Stored items –
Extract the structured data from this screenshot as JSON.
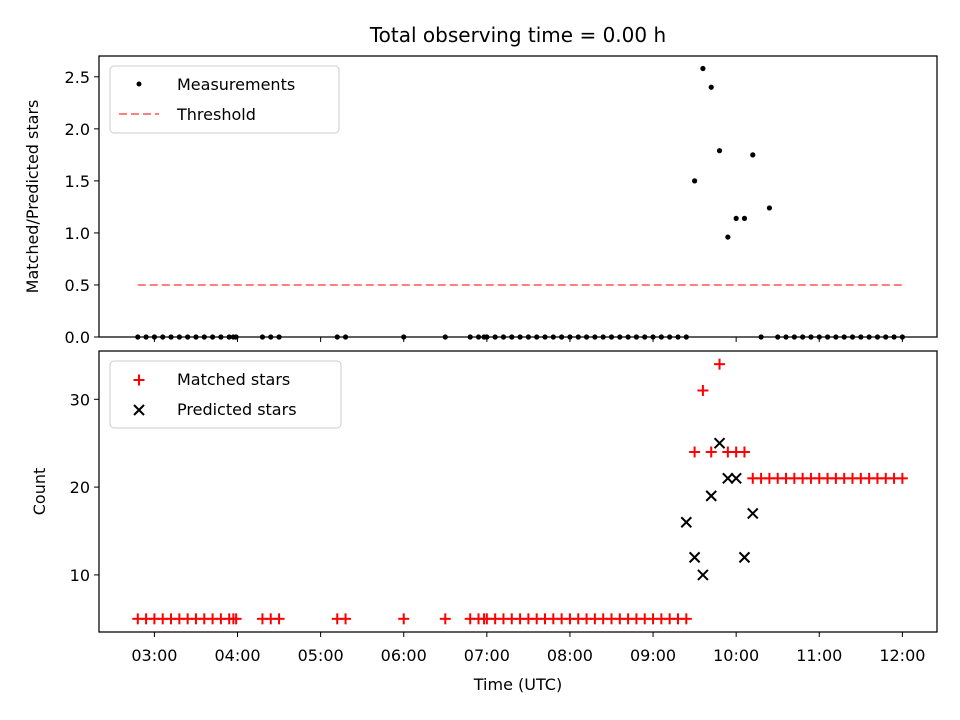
{
  "chart_data": [
    {
      "type": "scatter",
      "title": "Total observing time = 0.00 h",
      "xlabel": "",
      "ylabel": "Matched/Predicted stars",
      "xlim": [
        "02:20",
        "12:25"
      ],
      "ylim": [
        0,
        2.7
      ],
      "x_ticks": [
        "03:00",
        "04:00",
        "05:00",
        "06:00",
        "07:00",
        "08:00",
        "09:00",
        "10:00",
        "11:00",
        "12:00"
      ],
      "y_ticks": [
        "0.0",
        "0.5",
        "1.0",
        "1.5",
        "2.0",
        "2.5"
      ],
      "legend_position": "top-left",
      "series": [
        {
          "name": "Measurements",
          "style": "dot",
          "color": "#000000",
          "x": [
            "02:48",
            "02:54",
            "03:00",
            "03:06",
            "03:12",
            "03:18",
            "03:24",
            "03:30",
            "03:36",
            "03:42",
            "03:48",
            "03:54",
            "03:57",
            "03:59",
            "04:18",
            "04:24",
            "04:30",
            "05:12",
            "05:18",
            "06:00",
            "06:30",
            "06:48",
            "06:54",
            "06:58",
            "07:00",
            "07:06",
            "07:12",
            "07:18",
            "07:24",
            "07:30",
            "07:36",
            "07:42",
            "07:48",
            "07:54",
            "08:00",
            "08:06",
            "08:12",
            "08:18",
            "08:24",
            "08:30",
            "08:36",
            "08:42",
            "08:48",
            "08:54",
            "09:00",
            "09:06",
            "09:12",
            "09:18",
            "09:24",
            "09:30",
            "09:36",
            "09:42",
            "09:48",
            "09:54",
            "10:00",
            "10:06",
            "10:12",
            "10:18",
            "10:24",
            "10:30",
            "10:36",
            "10:42",
            "10:48",
            "10:54",
            "11:00",
            "11:06",
            "11:12",
            "11:18",
            "11:24",
            "11:30",
            "11:36",
            "11:42",
            "11:48",
            "11:54",
            "12:00"
          ],
          "y": [
            0,
            0,
            0,
            0,
            0,
            0,
            0,
            0,
            0,
            0,
            0,
            0,
            0,
            0,
            0,
            0,
            0,
            0,
            0,
            0,
            0,
            0,
            0,
            0,
            0,
            0,
            0,
            0,
            0,
            0,
            0,
            0,
            0,
            0,
            0,
            0,
            0,
            0,
            0,
            0,
            0,
            0,
            0,
            0,
            0,
            0,
            0,
            0,
            0,
            1.5,
            2.58,
            2.4,
            1.79,
            0.96,
            1.14,
            1.14,
            1.75,
            0,
            1.24,
            0,
            0,
            0,
            0,
            0,
            0,
            0,
            0,
            0,
            0,
            0,
            0,
            0,
            0,
            0,
            0
          ]
        },
        {
          "name": "Threshold",
          "style": "dashed-line",
          "color": "#ff7f7f",
          "x": [
            "02:48",
            "12:00"
          ],
          "y": [
            0.5,
            0.5
          ]
        }
      ]
    },
    {
      "type": "scatter",
      "title": "",
      "xlabel": "Time (UTC)",
      "ylabel": "Count",
      "xlim": [
        "02:20",
        "12:25"
      ],
      "ylim": [
        3.5,
        35.5
      ],
      "x_ticks": [
        "03:00",
        "04:00",
        "05:00",
        "06:00",
        "07:00",
        "08:00",
        "09:00",
        "10:00",
        "11:00",
        "12:00"
      ],
      "y_ticks": [
        "10",
        "20",
        "30"
      ],
      "legend_position": "top-left",
      "series": [
        {
          "name": "Matched stars",
          "style": "plus",
          "color": "#ff0000",
          "x": [
            "02:48",
            "02:54",
            "03:00",
            "03:06",
            "03:12",
            "03:18",
            "03:24",
            "03:30",
            "03:36",
            "03:42",
            "03:48",
            "03:54",
            "03:57",
            "03:59",
            "04:18",
            "04:24",
            "04:30",
            "05:12",
            "05:18",
            "06:00",
            "06:30",
            "06:48",
            "06:54",
            "06:58",
            "07:00",
            "07:06",
            "07:12",
            "07:18",
            "07:24",
            "07:30",
            "07:36",
            "07:42",
            "07:48",
            "07:54",
            "08:00",
            "08:06",
            "08:12",
            "08:18",
            "08:24",
            "08:30",
            "08:36",
            "08:42",
            "08:48",
            "08:54",
            "09:00",
            "09:06",
            "09:12",
            "09:18",
            "09:24",
            "09:30",
            "09:36",
            "09:42",
            "09:48",
            "09:54",
            "10:00",
            "10:06",
            "10:12",
            "10:18",
            "10:24",
            "10:30",
            "10:36",
            "10:42",
            "10:48",
            "10:54",
            "11:00",
            "11:06",
            "11:12",
            "11:18",
            "11:24",
            "11:30",
            "11:36",
            "11:42",
            "11:48",
            "11:54",
            "12:00"
          ],
          "y": [
            5,
            5,
            5,
            5,
            5,
            5,
            5,
            5,
            5,
            5,
            5,
            5,
            5,
            5,
            5,
            5,
            5,
            5,
            5,
            5,
            5,
            5,
            5,
            5,
            5,
            5,
            5,
            5,
            5,
            5,
            5,
            5,
            5,
            5,
            5,
            5,
            5,
            5,
            5,
            5,
            5,
            5,
            5,
            5,
            5,
            5,
            5,
            5,
            5,
            24,
            31,
            24,
            34,
            24,
            24,
            24,
            21,
            21,
            21,
            21,
            21,
            21,
            21,
            21,
            21,
            21,
            21,
            21,
            21,
            21,
            21,
            21,
            21,
            21,
            21
          ]
        },
        {
          "name": "Predicted stars",
          "style": "cross",
          "color": "#000000",
          "x": [
            "09:24",
            "09:30",
            "09:36",
            "09:42",
            "09:48",
            "09:54",
            "10:00",
            "10:06",
            "10:12"
          ],
          "y": [
            16,
            12,
            10,
            19,
            25,
            21,
            21,
            12,
            17
          ]
        }
      ]
    }
  ]
}
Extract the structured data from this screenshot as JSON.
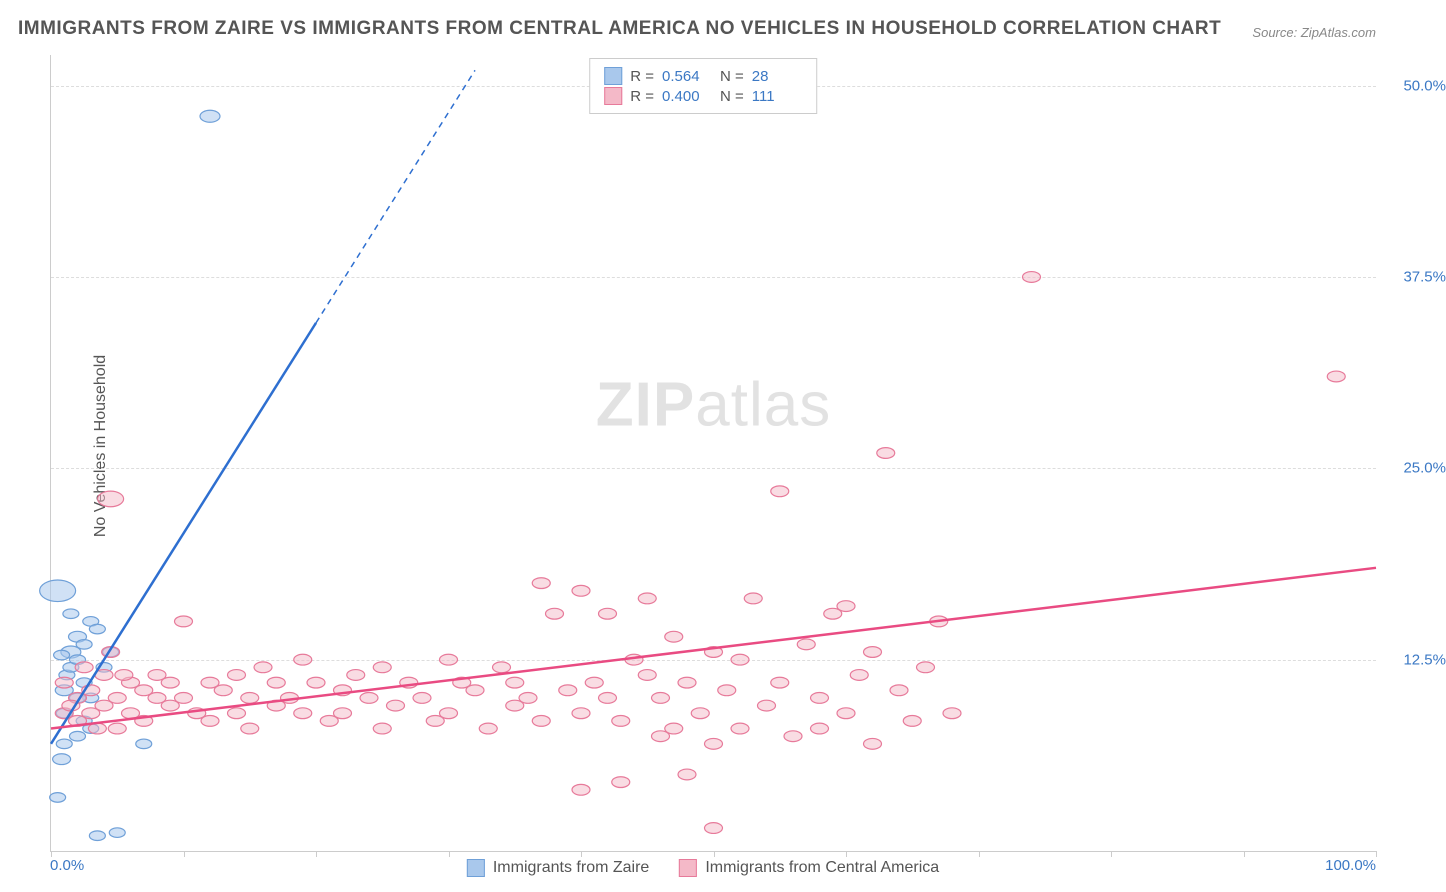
{
  "title": "IMMIGRANTS FROM ZAIRE VS IMMIGRANTS FROM CENTRAL AMERICA NO VEHICLES IN HOUSEHOLD CORRELATION CHART",
  "source_label": "Source:",
  "source_value": "ZipAtlas.com",
  "ylabel": "No Vehicles in Household",
  "watermark_a": "ZIP",
  "watermark_b": "atlas",
  "chart": {
    "type": "scatter",
    "xlim": [
      0,
      100
    ],
    "ylim": [
      0,
      52
    ],
    "xlabel_min": "0.0%",
    "xlabel_max": "100.0%",
    "yticks": [
      {
        "v": 12.5,
        "label": "12.5%"
      },
      {
        "v": 25.0,
        "label": "25.0%"
      },
      {
        "v": 37.5,
        "label": "37.5%"
      },
      {
        "v": 50.0,
        "label": "50.0%"
      }
    ],
    "xtick_positions": [
      0,
      10,
      20,
      30,
      40,
      50,
      60,
      70,
      80,
      90,
      100
    ],
    "background_color": "#ffffff",
    "grid_color": "#dddddd",
    "series": [
      {
        "name": "Immigrants from Zaire",
        "fill": "#a9c8ec",
        "stroke": "#6fa0d8",
        "line_color": "#2e6fd0",
        "marker_radius": 8,
        "marker_opacity": 0.55,
        "R": "0.564",
        "N": "28",
        "trend": {
          "x1": 0,
          "y1": 7.0,
          "x2_solid": 20,
          "y2_solid": 34.5,
          "x2_dash": 32,
          "y2_dash": 51.0
        },
        "points": [
          {
            "x": 0.5,
            "y": 17.0,
            "r": 18
          },
          {
            "x": 1.0,
            "y": 10.5,
            "r": 9
          },
          {
            "x": 1.2,
            "y": 11.5,
            "r": 8
          },
          {
            "x": 1.0,
            "y": 9.0,
            "r": 8
          },
          {
            "x": 1.5,
            "y": 12.0,
            "r": 8
          },
          {
            "x": 1.5,
            "y": 13.0,
            "r": 10
          },
          {
            "x": 2.0,
            "y": 12.5,
            "r": 8
          },
          {
            "x": 2.0,
            "y": 14.0,
            "r": 9
          },
          {
            "x": 2.5,
            "y": 13.5,
            "r": 8
          },
          {
            "x": 2.5,
            "y": 11.0,
            "r": 8
          },
          {
            "x": 3.0,
            "y": 15.0,
            "r": 8
          },
          {
            "x": 3.0,
            "y": 10.0,
            "r": 8
          },
          {
            "x": 3.5,
            "y": 14.5,
            "r": 8
          },
          {
            "x": 1.0,
            "y": 7.0,
            "r": 8
          },
          {
            "x": 0.8,
            "y": 6.0,
            "r": 9
          },
          {
            "x": 2.0,
            "y": 7.5,
            "r": 8
          },
          {
            "x": 2.5,
            "y": 8.5,
            "r": 8
          },
          {
            "x": 3.0,
            "y": 8.0,
            "r": 8
          },
          {
            "x": 0.5,
            "y": 3.5,
            "r": 8
          },
          {
            "x": 3.5,
            "y": 1.0,
            "r": 8
          },
          {
            "x": 5.0,
            "y": 1.2,
            "r": 8
          },
          {
            "x": 7.0,
            "y": 7.0,
            "r": 8
          },
          {
            "x": 4.0,
            "y": 12.0,
            "r": 8
          },
          {
            "x": 4.5,
            "y": 13.0,
            "r": 8
          },
          {
            "x": 1.5,
            "y": 15.5,
            "r": 8
          },
          {
            "x": 0.8,
            "y": 12.8,
            "r": 8
          },
          {
            "x": 2.0,
            "y": 10.0,
            "r": 8
          },
          {
            "x": 12.0,
            "y": 48.0,
            "r": 10
          }
        ]
      },
      {
        "name": "Immigrants from Central America",
        "fill": "#f4b9c8",
        "stroke": "#e77a9a",
        "line_color": "#e94b82",
        "marker_radius": 9,
        "marker_opacity": 0.5,
        "R": "0.400",
        "N": "111",
        "trend": {
          "x1": 0,
          "y1": 8.0,
          "x2_solid": 100,
          "y2_solid": 18.5,
          "x2_dash": 100,
          "y2_dash": 18.5
        },
        "points": [
          {
            "x": 1,
            "y": 9.0
          },
          {
            "x": 2,
            "y": 10.0
          },
          {
            "x": 2,
            "y": 8.5
          },
          {
            "x": 3,
            "y": 10.5
          },
          {
            "x": 3,
            "y": 9.0
          },
          {
            "x": 4,
            "y": 11.5
          },
          {
            "x": 4,
            "y": 9.5
          },
          {
            "x": 5,
            "y": 10.0
          },
          {
            "x": 5,
            "y": 8.0
          },
          {
            "x": 6,
            "y": 11.0
          },
          {
            "x": 6,
            "y": 9.0
          },
          {
            "x": 7,
            "y": 10.5
          },
          {
            "x": 7,
            "y": 8.5
          },
          {
            "x": 8,
            "y": 11.5
          },
          {
            "x": 8,
            "y": 10.0
          },
          {
            "x": 9,
            "y": 9.5
          },
          {
            "x": 9,
            "y": 11.0
          },
          {
            "x": 10,
            "y": 15.0
          },
          {
            "x": 10,
            "y": 10.0
          },
          {
            "x": 11,
            "y": 9.0
          },
          {
            "x": 12,
            "y": 11.0
          },
          {
            "x": 12,
            "y": 8.5
          },
          {
            "x": 13,
            "y": 10.5
          },
          {
            "x": 14,
            "y": 9.0
          },
          {
            "x": 14,
            "y": 11.5
          },
          {
            "x": 15,
            "y": 10.0
          },
          {
            "x": 15,
            "y": 8.0
          },
          {
            "x": 16,
            "y": 12.0
          },
          {
            "x": 17,
            "y": 9.5
          },
          {
            "x": 17,
            "y": 11.0
          },
          {
            "x": 18,
            "y": 10.0
          },
          {
            "x": 19,
            "y": 12.5
          },
          {
            "x": 19,
            "y": 9.0
          },
          {
            "x": 20,
            "y": 11.0
          },
          {
            "x": 21,
            "y": 8.5
          },
          {
            "x": 22,
            "y": 10.5
          },
          {
            "x": 22,
            "y": 9.0
          },
          {
            "x": 23,
            "y": 11.5
          },
          {
            "x": 24,
            "y": 10.0
          },
          {
            "x": 25,
            "y": 8.0
          },
          {
            "x": 25,
            "y": 12.0
          },
          {
            "x": 26,
            "y": 9.5
          },
          {
            "x": 27,
            "y": 11.0
          },
          {
            "x": 28,
            "y": 10.0
          },
          {
            "x": 29,
            "y": 8.5
          },
          {
            "x": 30,
            "y": 12.5
          },
          {
            "x": 30,
            "y": 9.0
          },
          {
            "x": 31,
            "y": 11.0
          },
          {
            "x": 32,
            "y": 10.5
          },
          {
            "x": 33,
            "y": 8.0
          },
          {
            "x": 34,
            "y": 12.0
          },
          {
            "x": 35,
            "y": 9.5
          },
          {
            "x": 35,
            "y": 11.0
          },
          {
            "x": 36,
            "y": 10.0
          },
          {
            "x": 37,
            "y": 17.5
          },
          {
            "x": 37,
            "y": 8.5
          },
          {
            "x": 38,
            "y": 15.5
          },
          {
            "x": 39,
            "y": 10.5
          },
          {
            "x": 40,
            "y": 17.0
          },
          {
            "x": 40,
            "y": 9.0
          },
          {
            "x": 40,
            "y": 4.0
          },
          {
            "x": 41,
            "y": 11.0
          },
          {
            "x": 42,
            "y": 10.0
          },
          {
            "x": 42,
            "y": 15.5
          },
          {
            "x": 43,
            "y": 8.5
          },
          {
            "x": 43,
            "y": 4.5
          },
          {
            "x": 44,
            "y": 12.5
          },
          {
            "x": 45,
            "y": 11.5
          },
          {
            "x": 45,
            "y": 16.5
          },
          {
            "x": 46,
            "y": 7.5
          },
          {
            "x": 46,
            "y": 10.0
          },
          {
            "x": 47,
            "y": 14.0
          },
          {
            "x": 47,
            "y": 8.0
          },
          {
            "x": 48,
            "y": 11.0
          },
          {
            "x": 48,
            "y": 5.0
          },
          {
            "x": 49,
            "y": 9.0
          },
          {
            "x": 50,
            "y": 13.0
          },
          {
            "x": 50,
            "y": 7.0
          },
          {
            "x": 50,
            "y": 1.5
          },
          {
            "x": 51,
            "y": 10.5
          },
          {
            "x": 52,
            "y": 8.0
          },
          {
            "x": 52,
            "y": 12.5
          },
          {
            "x": 53,
            "y": 16.5
          },
          {
            "x": 54,
            "y": 9.5
          },
          {
            "x": 55,
            "y": 11.0
          },
          {
            "x": 55,
            "y": 23.5
          },
          {
            "x": 56,
            "y": 7.5
          },
          {
            "x": 57,
            "y": 13.5
          },
          {
            "x": 58,
            "y": 10.0
          },
          {
            "x": 58,
            "y": 8.0
          },
          {
            "x": 59,
            "y": 15.5
          },
          {
            "x": 60,
            "y": 9.0
          },
          {
            "x": 60,
            "y": 16.0
          },
          {
            "x": 61,
            "y": 11.5
          },
          {
            "x": 62,
            "y": 7.0
          },
          {
            "x": 62,
            "y": 13.0
          },
          {
            "x": 63,
            "y": 26.0
          },
          {
            "x": 64,
            "y": 10.5
          },
          {
            "x": 65,
            "y": 8.5
          },
          {
            "x": 66,
            "y": 12.0
          },
          {
            "x": 67,
            "y": 15.0
          },
          {
            "x": 68,
            "y": 9.0
          },
          {
            "x": 74,
            "y": 37.5
          },
          {
            "x": 97,
            "y": 31.0
          },
          {
            "x": 4.5,
            "y": 23.0,
            "r": 13
          },
          {
            "x": 1,
            "y": 11.0
          },
          {
            "x": 1.5,
            "y": 9.5
          },
          {
            "x": 2.5,
            "y": 12.0
          },
          {
            "x": 3.5,
            "y": 8.0
          },
          {
            "x": 4.5,
            "y": 13.0
          },
          {
            "x": 5.5,
            "y": 11.5
          }
        ]
      }
    ],
    "stat_legend": {
      "R_label": "R  =",
      "N_label": "N  ="
    }
  }
}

Stated problem – Gather up the lines that contain the word "name".

Reply to the exercise –
          "name": "Measurements",
          "name": "Threshold",
          "name": "Matched stars",
          "name": "Predicted stars",
        "name": "Immigrants from Zaire",
        "name": "Immigrants from Central America",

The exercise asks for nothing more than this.